[Saved entries]

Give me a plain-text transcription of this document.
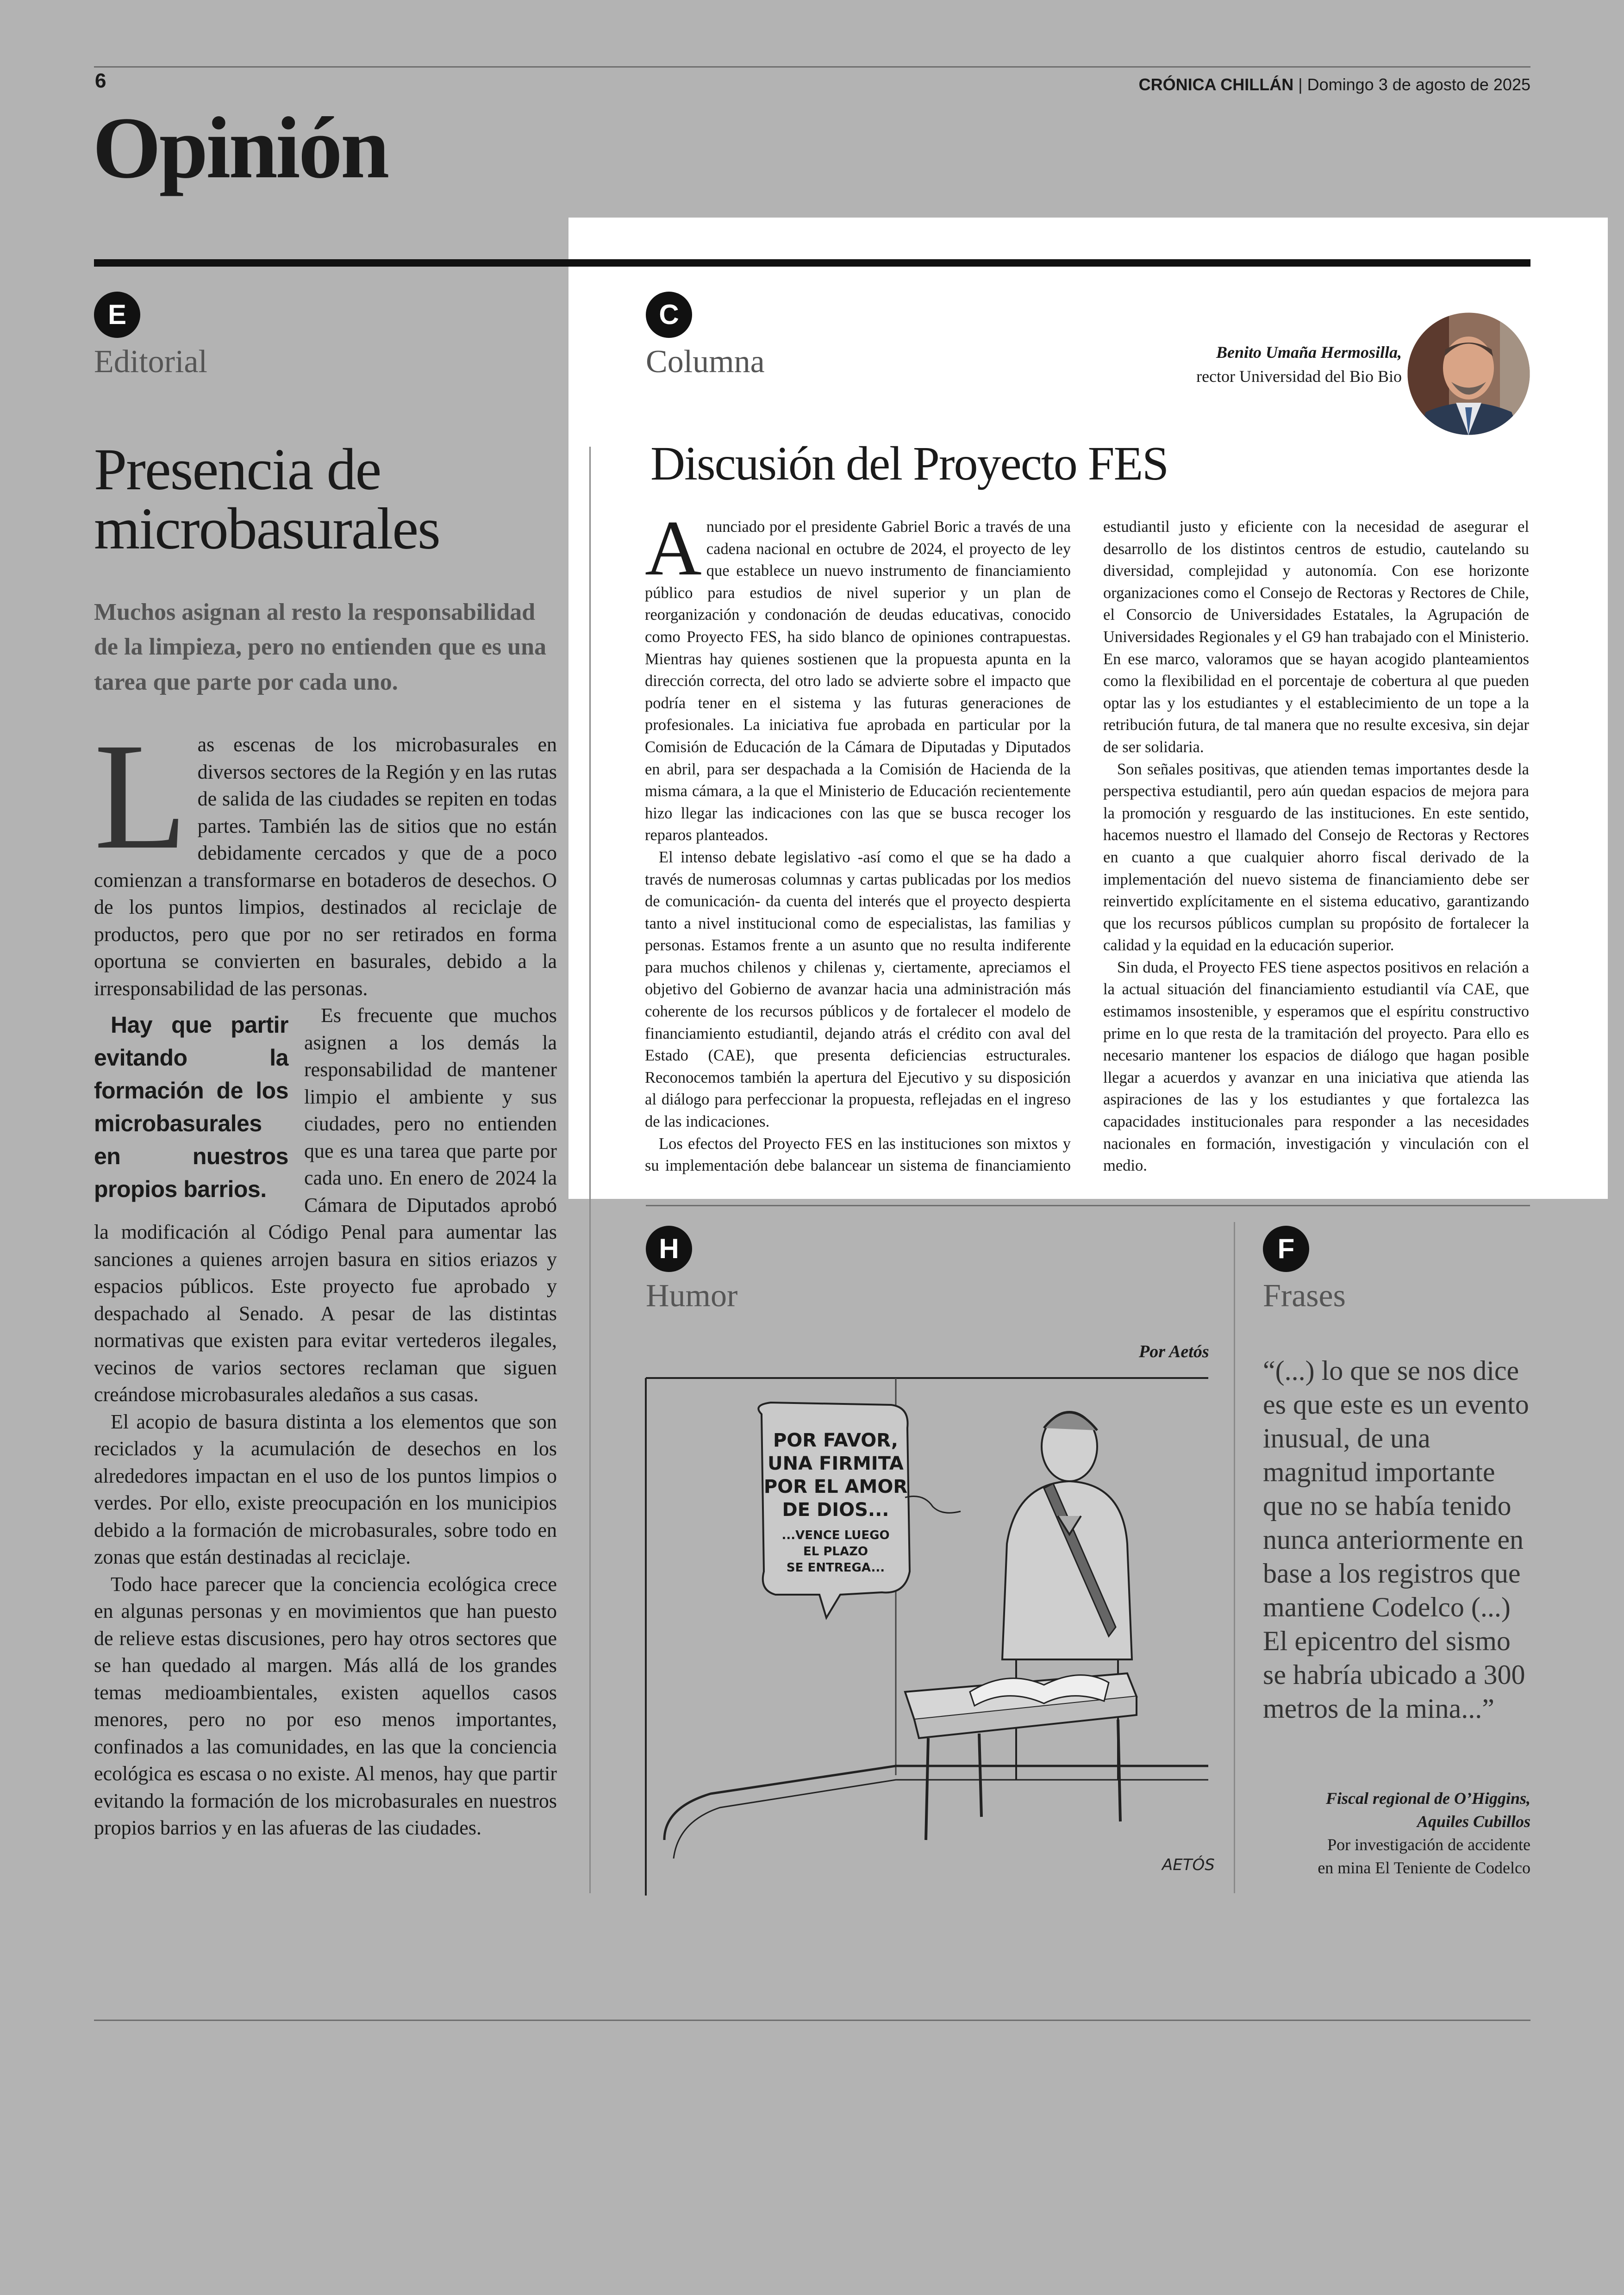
6	CRÓNICA CHILLÁN | Domingo 3 de agosto de 2025
Opinión
E
Editorial
Presencia de microbasurales
Muchos asignan al resto la responsabilidad de la limpieza, pero no entienden que es una tarea que parte por cada uno.

Las escenas de los microbasurales en diversos sectores de la Región y en las rutas de salida de las ciudades se repiten en todas partes. También las de sitios que no están debidamente cercados y que de a poco comienzan a transformarse en botaderos de desechos. O de los puntos limpios, destinados al reciclaje de productos, pero que por no ser retirados en forma oportuna se convierten en basurales, debido a la irresponsabilidad de las personas.

Hay que partir evitando la formación de los microbasurales en nuestros propios barrios.
Es frecuente que muchos asignen a los demás la responsabilidad de mantener limpio el ambiente y sus ciudades, pero no entienden que es una tarea que parte por cada uno. En enero de 2024 la Cámara de Diputados aprobó la modificación al Código Penal para aumentar las sanciones a quienes arrojen basura en sitios eriazos y espacios públicos. Este proyecto fue aprobado y despachado al Senado. A pesar de las distintas normativas que existen para evitar vertederos ilegales, vecinos de varios sectores reclaman que siguen creándose microbasurales aledaños a sus casas.

El acopio de basura distinta a los elementos que son reciclados y la acumulación de desechos en los alrededores impactan en el uso de los puntos limpios o verdes. Por ello, existe preocupación en los municipios debido a la formación de microbasurales, sobre todo en zonas que están destinadas al reciclaje.

Todo hace parecer que la conciencia ecológica crece en algunas personas y en movimientos que han puesto de relieve estas discusiones, pero hay otros sectores que se han quedado al margen. Más allá de los grandes temas medioambientales, existen aquellos casos menores, pero no por eso menos importantes, confinados a las comunidades, en las que la conciencia ecológica es escasa o no existe. Al menos, hay que partir evitando la formación de los microbasurales en nuestros propios barrios y en las afueras de las ciudades.

C
Columna	Benito Umaña Hermosilla,
rector Universidad del Bio Bio
Discusión del Proyecto FES

Anunciado por el presidente Gabriel Boric a través de una cadena nacional en octubre de 2024, el proyecto de ley que establece un nuevo instrumento de financiamiento público para estudios de nivel superior y un plan de reorganización y condonación de deudas educativas, conocido como Proyecto FES, ha sido blanco de opiniones contrapuestas. Mientras hay quienes sostienen que la propuesta apunta en la dirección correcta, del otro lado se advierte sobre el impacto que podría tener en el sistema y las futuras generaciones de profesionales. La iniciativa fue aprobada en particular por la Comisión de Educación de la Cámara de Diputadas y Diputados en abril, para ser despachada a la Comisión de Hacienda de la misma cámara, a la que el Ministerio de Educación recientemente hizo llegar las indicaciones con las que se busca recoger los reparos planteados.

El intenso debate legislativo -así como el que se ha dado a través de numerosas columnas y cartas publicadas por los medios de comunicación- da cuenta del interés que el proyecto despierta tanto a nivel institucional como de especialistas, las familias y personas. Estamos frente a un asunto que no resulta indiferente para muchos chilenos y chilenas y, ciertamente, apreciamos el objetivo del Gobierno de avanzar hacia una administración más coherente de los recursos públicos y de fortalecer el modelo de financiamiento estudiantil, dejando atrás el crédito con aval del Estado (CAE), que presenta deficiencias estructurales. Reconocemos también la apertura del Ejecutivo y su disposición al diálogo para perfeccionar la propuesta, reflejadas en el ingreso de las indicaciones.

Los efectos del Proyecto FES en las instituciones son mixtos y su implementación debe balancear un sistema de financiamiento estudiantil justo y eficiente con la necesidad de asegurar el desarrollo de los distintos centros de estudio, cautelando su diversidad, complejidad y autonomía. Con ese horizonte organizaciones como el Consejo de Rectoras y Rectores de Chile, el Consorcio de Universidades Estatales, la Agrupación de Universidades Regionales y el G9 han trabajado con el Ministerio. En ese marco, valoramos que se hayan acogido planteamientos como la flexibilidad en el porcentaje de cobertura al que pueden optar las y los estudiantes y el establecimiento de un tope a la retribución futura, de tal manera que no resulte excesiva, sin dejar de ser solidaria.

Son señales positivas, que atienden temas importantes desde la perspectiva estudiantil, pero aún quedan espacios de mejora para la promoción y resguardo de las instituciones. En este sentido, hacemos nuestro el llamado del Consejo de Rectoras y Rectores en cuanto a que cualquier ahorro fiscal derivado de la implementación del nuevo sistema de financiamiento debe ser reinvertido explícitamente en el sistema educativo, garantizando que los recursos públicos cumplan su propósito de fortalecer la calidad y la equidad en la educación superior.

Sin duda, el Proyecto FES tiene aspectos positivos en relación a la actual situación del financiamiento estudiantil vía CAE, que estimamos insostenible, y esperamos que el espíritu constructivo prime en lo que resta de la tramitación del proyecto. Para ello es necesario mantener los espacios de diálogo que hagan posible llegar a acuerdos y avanzar en una iniciativa que atienda las aspiraciones de las y los estudiantes y que fortalezca las capacidades institucionales para responder a las necesidades nacionales en formación, investigación y vinculación con el medio.

H
Humor
Por Aetós
POR FAVOR,
UNA FIRMITA
POR EL AMOR
DE DIOS...
...VENCE LUEGO
EL PLAZO
SE ENTREGA...
AETÓS
F
Frases
“(...) lo que se nos dice es que este es un evento inusual, de una magnitud importante que no se había tenido nunca anteriormente en base a los registros que mantiene Codelco (...) El epicentro del sismo se habría ubicado a 300 metros de la mina...”
Fiscal regional de O’Higgins,
Aquiles Cubillos
Por investigación de accidente
en mina El Teniente de Codelco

[Goal]: Filter the records above for lines containing the word "instituciones", and copy those lines.

[In response]:
Los efectos del Proyecto FES en las instituciones son mixtos y su implementación debe balancear un sistema de financiamiento estudiantil justo y eficiente con la necesidad de asegurar el desarrollo de los distintos centros de estudio, cautelando su diversidad, complejidad y autonomía. Con ese horizonte organizaciones como el Consejo de Rectoras y Rectores de Chile, el Consorcio de Universidades Estatales, la Agrupación de Universidades Regionales y el G9 han trabajado con el Ministerio. En ese marco, valoramos que se hayan acogido planteamientos como la flexibilidad en el porcentaje de cobertura al que pueden optar las y los estudiantes y el establecimiento de un tope a la retribución futura, de tal manera que no resulte excesiva, sin dejar de ser solidaria.
Son señales positivas, que atienden temas importantes desde la perspectiva estudiantil, pero aún quedan espacios de mejora para la promoción y resguardo de las instituciones. En este sentido, hacemos nuestro el llamado del Consejo de Rectoras y Rectores en cuanto a que cualquier ahorro fiscal derivado de la implementación del nuevo sistema de financiamiento debe ser reinvertido explícitamente en el sistema educativo, garantizando que los recursos públicos cumplan su propósito de fortalecer la calidad y la equidad en la educación superior.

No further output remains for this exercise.